Dataset items:
----

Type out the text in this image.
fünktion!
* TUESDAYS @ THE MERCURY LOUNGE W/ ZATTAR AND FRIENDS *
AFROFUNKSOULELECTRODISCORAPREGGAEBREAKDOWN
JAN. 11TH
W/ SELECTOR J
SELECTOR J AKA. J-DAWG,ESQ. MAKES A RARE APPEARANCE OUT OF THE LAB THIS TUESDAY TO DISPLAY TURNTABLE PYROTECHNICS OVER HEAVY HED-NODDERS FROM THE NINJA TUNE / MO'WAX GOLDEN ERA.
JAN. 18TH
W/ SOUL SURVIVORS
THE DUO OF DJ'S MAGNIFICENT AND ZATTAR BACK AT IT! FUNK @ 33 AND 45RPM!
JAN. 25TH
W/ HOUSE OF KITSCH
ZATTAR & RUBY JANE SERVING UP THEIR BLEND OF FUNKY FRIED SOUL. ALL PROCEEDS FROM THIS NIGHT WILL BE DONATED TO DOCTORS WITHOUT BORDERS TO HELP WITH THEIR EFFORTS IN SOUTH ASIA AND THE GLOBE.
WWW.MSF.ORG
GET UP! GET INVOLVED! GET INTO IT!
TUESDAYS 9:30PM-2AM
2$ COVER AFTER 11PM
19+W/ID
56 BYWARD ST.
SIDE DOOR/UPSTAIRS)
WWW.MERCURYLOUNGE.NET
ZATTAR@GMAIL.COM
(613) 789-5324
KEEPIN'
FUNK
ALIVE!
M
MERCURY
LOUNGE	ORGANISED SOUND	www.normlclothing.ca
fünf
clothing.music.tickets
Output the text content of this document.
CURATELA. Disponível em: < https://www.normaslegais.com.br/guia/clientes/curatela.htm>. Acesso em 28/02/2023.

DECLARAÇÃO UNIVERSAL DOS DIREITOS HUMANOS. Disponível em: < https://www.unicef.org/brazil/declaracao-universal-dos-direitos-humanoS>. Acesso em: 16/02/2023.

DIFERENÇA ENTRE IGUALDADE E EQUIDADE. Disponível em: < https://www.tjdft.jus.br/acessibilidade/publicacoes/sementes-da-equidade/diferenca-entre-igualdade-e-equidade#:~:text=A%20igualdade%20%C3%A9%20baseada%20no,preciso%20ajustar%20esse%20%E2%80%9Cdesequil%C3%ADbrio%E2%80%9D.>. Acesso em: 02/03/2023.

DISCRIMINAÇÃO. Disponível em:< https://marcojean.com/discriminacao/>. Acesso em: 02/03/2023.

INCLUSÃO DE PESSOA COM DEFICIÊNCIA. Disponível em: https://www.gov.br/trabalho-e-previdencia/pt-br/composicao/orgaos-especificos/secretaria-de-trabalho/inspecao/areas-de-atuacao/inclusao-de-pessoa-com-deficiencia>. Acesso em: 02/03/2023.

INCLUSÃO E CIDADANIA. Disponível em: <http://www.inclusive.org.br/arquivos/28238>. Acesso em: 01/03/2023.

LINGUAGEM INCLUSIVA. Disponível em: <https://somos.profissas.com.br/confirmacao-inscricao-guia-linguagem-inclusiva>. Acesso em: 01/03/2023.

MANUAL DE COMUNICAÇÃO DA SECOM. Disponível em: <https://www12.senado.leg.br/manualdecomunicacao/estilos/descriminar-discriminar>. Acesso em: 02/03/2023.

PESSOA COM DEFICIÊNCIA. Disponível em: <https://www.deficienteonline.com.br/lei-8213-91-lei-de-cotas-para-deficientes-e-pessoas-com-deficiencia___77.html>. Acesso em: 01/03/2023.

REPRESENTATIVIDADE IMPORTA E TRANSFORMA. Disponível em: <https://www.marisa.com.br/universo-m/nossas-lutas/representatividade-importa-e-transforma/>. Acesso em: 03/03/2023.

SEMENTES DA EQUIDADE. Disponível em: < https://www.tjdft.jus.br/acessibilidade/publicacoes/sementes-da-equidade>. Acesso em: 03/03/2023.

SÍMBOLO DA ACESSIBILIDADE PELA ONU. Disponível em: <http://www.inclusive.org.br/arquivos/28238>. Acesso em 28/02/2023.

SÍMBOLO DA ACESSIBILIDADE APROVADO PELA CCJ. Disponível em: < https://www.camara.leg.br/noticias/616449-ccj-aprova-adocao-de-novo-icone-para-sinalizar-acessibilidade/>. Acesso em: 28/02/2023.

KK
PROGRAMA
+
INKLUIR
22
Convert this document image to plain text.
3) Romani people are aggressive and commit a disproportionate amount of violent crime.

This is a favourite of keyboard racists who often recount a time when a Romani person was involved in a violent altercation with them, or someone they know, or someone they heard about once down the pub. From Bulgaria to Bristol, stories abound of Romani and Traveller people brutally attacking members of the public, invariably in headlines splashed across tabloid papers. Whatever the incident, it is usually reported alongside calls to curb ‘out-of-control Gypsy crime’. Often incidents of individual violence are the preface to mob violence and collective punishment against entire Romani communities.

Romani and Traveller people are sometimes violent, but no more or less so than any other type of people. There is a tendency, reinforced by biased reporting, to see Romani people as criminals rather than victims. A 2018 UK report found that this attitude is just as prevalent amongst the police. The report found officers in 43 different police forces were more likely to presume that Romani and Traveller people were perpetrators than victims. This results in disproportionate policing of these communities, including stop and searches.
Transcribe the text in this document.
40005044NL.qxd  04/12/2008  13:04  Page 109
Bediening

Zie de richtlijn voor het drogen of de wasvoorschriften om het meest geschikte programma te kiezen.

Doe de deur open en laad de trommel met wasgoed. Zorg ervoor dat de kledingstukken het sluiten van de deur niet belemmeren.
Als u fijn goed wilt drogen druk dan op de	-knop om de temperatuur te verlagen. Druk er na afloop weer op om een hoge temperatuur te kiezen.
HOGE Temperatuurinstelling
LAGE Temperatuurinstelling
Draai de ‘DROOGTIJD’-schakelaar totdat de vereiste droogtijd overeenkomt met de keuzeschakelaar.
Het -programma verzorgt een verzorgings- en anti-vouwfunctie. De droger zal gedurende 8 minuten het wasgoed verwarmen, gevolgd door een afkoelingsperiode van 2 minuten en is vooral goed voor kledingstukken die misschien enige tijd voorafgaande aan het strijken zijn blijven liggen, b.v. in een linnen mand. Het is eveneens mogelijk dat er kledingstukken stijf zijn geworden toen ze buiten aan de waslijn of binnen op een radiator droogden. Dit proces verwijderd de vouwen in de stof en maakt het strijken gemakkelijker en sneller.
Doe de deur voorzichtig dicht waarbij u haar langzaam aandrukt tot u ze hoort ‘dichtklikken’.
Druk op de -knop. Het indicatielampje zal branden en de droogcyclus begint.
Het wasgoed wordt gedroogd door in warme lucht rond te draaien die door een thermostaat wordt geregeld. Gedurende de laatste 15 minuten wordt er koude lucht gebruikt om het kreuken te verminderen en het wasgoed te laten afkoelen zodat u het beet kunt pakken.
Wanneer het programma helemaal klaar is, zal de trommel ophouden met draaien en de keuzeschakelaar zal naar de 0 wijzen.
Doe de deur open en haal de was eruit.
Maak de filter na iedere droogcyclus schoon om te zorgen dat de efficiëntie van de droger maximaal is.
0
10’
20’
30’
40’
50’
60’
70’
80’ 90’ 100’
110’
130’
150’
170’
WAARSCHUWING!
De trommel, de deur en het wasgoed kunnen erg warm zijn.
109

----

▶ **Directions**
Search the preceding listing for "DEFICIÊNCIA" and extract every line where it is found.

▶ **Solution to the problem**
INCLUSÃO DE PESSOA COM DEFICIÊNCIA. Disponível em: https://www.gov.br/trabalho-e-previdencia/pt-br/composicao/orgaos-especificos/secretaria-de-trabalho/inspecao/areas-de-atuacao/inclusao-de-pessoa-com-deficiencia>. Acesso em: 02/03/2023.
PESSOA COM DEFICIÊNCIA. Disponível em: <https://www.deficienteonline.com.br/lei-8213-91-lei-de-cotas-para-deficientes-e-pessoas-com-deficiencia___77.html>. Acesso em: 01/03/2023.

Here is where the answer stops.